Structured figure records
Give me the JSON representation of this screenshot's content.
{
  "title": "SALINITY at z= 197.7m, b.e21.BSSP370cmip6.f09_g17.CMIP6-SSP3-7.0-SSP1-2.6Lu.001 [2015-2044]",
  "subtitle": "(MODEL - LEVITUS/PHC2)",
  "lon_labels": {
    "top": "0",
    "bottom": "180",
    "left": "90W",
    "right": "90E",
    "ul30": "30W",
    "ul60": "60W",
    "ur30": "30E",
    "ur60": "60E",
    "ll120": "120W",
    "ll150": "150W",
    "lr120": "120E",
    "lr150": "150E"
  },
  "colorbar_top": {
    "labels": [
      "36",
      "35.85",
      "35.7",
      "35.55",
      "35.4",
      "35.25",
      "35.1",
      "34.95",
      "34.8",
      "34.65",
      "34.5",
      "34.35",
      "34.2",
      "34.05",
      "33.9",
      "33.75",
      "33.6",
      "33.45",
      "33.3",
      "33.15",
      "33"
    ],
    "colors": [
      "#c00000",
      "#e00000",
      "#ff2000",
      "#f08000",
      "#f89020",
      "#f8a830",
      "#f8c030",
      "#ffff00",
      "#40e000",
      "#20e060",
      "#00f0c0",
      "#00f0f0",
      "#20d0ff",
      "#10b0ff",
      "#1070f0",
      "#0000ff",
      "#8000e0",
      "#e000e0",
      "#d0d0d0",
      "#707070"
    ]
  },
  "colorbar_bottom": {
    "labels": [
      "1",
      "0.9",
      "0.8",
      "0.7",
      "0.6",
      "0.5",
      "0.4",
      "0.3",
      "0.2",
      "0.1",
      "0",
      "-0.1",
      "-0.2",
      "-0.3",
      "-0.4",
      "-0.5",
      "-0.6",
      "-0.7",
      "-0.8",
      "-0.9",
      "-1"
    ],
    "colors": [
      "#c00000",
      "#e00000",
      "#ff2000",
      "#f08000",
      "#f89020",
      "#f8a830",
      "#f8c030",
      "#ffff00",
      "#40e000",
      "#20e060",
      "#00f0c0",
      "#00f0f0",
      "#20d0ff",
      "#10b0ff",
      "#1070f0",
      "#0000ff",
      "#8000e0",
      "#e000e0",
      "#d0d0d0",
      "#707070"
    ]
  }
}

### TASK STATEMENT
Extract the full listing above without altering anything.

### EXERCISE RESPONSE
Give me the JSON representation of this screenshot's content.
{
  "title": "SALINITY at z= 197.7m, b.e21.BSSP370cmip6.f09_g17.CMIP6-SSP3-7.0-SSP1-2.6Lu.001 [2015-2044]",
  "subtitle": "(MODEL - LEVITUS/PHC2)",
  "lon_labels": {
    "top": "0",
    "bottom": "180",
    "left": "90W",
    "right": "90E",
    "ul30": "30W",
    "ul60": "60W",
    "ur30": "30E",
    "ur60": "60E",
    "ll120": "120W",
    "ll150": "150W",
    "lr120": "120E",
    "lr150": "150E"
  },
  "colorbar_top": {
    "labels": [
      "36",
      "35.85",
      "35.7",
      "35.55",
      "35.4",
      "35.25",
      "35.1",
      "34.95",
      "34.8",
      "34.65",
      "34.5",
      "34.35",
      "34.2",
      "34.05",
      "33.9",
      "33.75",
      "33.6",
      "33.45",
      "33.3",
      "33.15",
      "33"
    ],
    "colors": [
      "#c00000",
      "#e00000",
      "#ff2000",
      "#f08000",
      "#f89020",
      "#f8a830",
      "#f8c030",
      "#ffff00",
      "#40e000",
      "#20e060",
      "#00f0c0",
      "#00f0f0",
      "#20d0ff",
      "#10b0ff",
      "#1070f0",
      "#0000ff",
      "#8000e0",
      "#e000e0",
      "#d0d0d0",
      "#707070"
    ]
  },
  "colorbar_bottom": {
    "labels": [
      "1",
      "0.9",
      "0.8",
      "0.7",
      "0.6",
      "0.5",
      "0.4",
      "0.3",
      "0.2",
      "0.1",
      "0",
      "-0.1",
      "-0.2",
      "-0.3",
      "-0.4",
      "-0.5",
      "-0.6",
      "-0.7",
      "-0.8",
      "-0.9",
      "-1"
    ],
    "colors": [
      "#c00000",
      "#e00000",
      "#ff2000",
      "#f08000",
      "#f89020",
      "#f8a830",
      "#f8c030",
      "#ffff00",
      "#40e000",
      "#20e060",
      "#00f0c0",
      "#00f0f0",
      "#20d0ff",
      "#10b0ff",
      "#1070f0",
      "#0000ff",
      "#8000e0",
      "#e000e0",
      "#d0d0d0",
      "#707070"
    ]
  }
}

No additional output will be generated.